- WHAT IS BEING ASKED: Your task is to restate the data word for word.

- PROVIDED DATA:
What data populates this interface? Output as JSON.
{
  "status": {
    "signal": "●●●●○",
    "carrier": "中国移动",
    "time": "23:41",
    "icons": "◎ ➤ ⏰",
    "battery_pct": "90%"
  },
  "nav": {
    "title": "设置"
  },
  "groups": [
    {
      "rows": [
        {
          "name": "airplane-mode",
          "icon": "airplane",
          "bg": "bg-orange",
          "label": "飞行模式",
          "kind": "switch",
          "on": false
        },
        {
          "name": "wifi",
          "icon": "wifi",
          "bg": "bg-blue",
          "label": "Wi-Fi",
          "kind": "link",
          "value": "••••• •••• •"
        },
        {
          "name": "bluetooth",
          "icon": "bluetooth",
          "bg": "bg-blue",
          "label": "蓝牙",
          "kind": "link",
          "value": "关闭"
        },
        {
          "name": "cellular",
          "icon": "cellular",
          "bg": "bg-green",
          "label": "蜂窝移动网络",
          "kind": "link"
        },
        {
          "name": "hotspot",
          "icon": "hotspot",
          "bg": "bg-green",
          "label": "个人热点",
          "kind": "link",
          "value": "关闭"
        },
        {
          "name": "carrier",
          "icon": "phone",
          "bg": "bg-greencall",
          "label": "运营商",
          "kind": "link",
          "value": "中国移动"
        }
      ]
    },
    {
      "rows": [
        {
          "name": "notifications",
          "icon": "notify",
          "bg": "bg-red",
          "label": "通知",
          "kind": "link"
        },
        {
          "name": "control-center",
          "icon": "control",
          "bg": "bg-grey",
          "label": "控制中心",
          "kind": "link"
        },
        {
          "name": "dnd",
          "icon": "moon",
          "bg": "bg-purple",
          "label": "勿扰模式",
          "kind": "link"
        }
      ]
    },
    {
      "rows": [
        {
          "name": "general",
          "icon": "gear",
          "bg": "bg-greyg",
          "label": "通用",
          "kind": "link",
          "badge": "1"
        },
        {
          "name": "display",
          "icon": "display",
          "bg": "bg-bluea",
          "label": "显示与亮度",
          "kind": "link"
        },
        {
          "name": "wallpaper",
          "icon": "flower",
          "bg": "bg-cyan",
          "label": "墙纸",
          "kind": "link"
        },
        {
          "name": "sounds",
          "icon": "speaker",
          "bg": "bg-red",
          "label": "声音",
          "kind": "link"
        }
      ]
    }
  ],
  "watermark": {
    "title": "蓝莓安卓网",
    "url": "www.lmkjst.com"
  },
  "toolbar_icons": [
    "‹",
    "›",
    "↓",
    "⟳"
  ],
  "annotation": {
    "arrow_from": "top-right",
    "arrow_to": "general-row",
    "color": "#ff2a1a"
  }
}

- RIGHT ANSWER:
What data populates this interface? Output as JSON.
{
  "status": {
    "signal": "●●●●○",
    "carrier": "中国移动",
    "time": "23:41",
    "icons": "◎ ➤ ⏰",
    "battery_pct": "90%"
  },
  "nav": {
    "title": "设置"
  },
  "groups": [
    {
      "rows": [
        {
          "name": "airplane-mode",
          "icon": "airplane",
          "bg": "bg-orange",
          "label": "飞行模式",
          "kind": "switch",
          "on": false
        },
        {
          "name": "wifi",
          "icon": "wifi",
          "bg": "bg-blue",
          "label": "Wi-Fi",
          "kind": "link",
          "value": "••••• •••• •"
        },
        {
          "name": "bluetooth",
          "icon": "bluetooth",
          "bg": "bg-blue",
          "label": "蓝牙",
          "kind": "link",
          "value": "关闭"
        },
        {
          "name": "cellular",
          "icon": "cellular",
          "bg": "bg-green",
          "label": "蜂窝移动网络",
          "kind": "link"
        },
        {
          "name": "hotspot",
          "icon": "hotspot",
          "bg": "bg-green",
          "label": "个人热点",
          "kind": "link",
          "value": "关闭"
        },
        {
          "name": "carrier",
          "icon": "phone",
          "bg": "bg-greencall",
          "label": "运营商",
          "kind": "link",
          "value": "中国移动"
        }
      ]
    },
    {
      "rows": [
        {
          "name": "notifications",
          "icon": "notify",
          "bg": "bg-red",
          "label": "通知",
          "kind": "link"
        },
        {
          "name": "control-center",
          "icon": "control",
          "bg": "bg-grey",
          "label": "控制中心",
          "kind": "link"
        },
        {
          "name": "dnd",
          "icon": "moon",
          "bg": "bg-purple",
          "label": "勿扰模式",
          "kind": "link"
        }
      ]
    },
    {
      "rows": [
        {
          "name": "general",
          "icon": "gear",
          "bg": "bg-greyg",
          "label": "通用",
          "kind": "link",
          "badge": "1"
        },
        {
          "name": "display",
          "icon": "display",
          "bg": "bg-bluea",
          "label": "显示与亮度",
          "kind": "link"
        },
        {
          "name": "wallpaper",
          "icon": "flower",
          "bg": "bg-cyan",
          "label": "墙纸",
          "kind": "link"
        },
        {
          "name": "sounds",
          "icon": "speaker",
          "bg": "bg-red",
          "label": "声音",
          "kind": "link"
        }
      ]
    }
  ],
  "watermark": {
    "title": "蓝莓安卓网",
    "url": "www.lmkjst.com"
  },
  "toolbar_icons": [
    "‹",
    "›",
    "↓",
    "⟳"
  ],
  "annotation": {
    "arrow_from": "top-right",
    "arrow_to": "general-row",
    "color": "#ff2a1a"
  }
}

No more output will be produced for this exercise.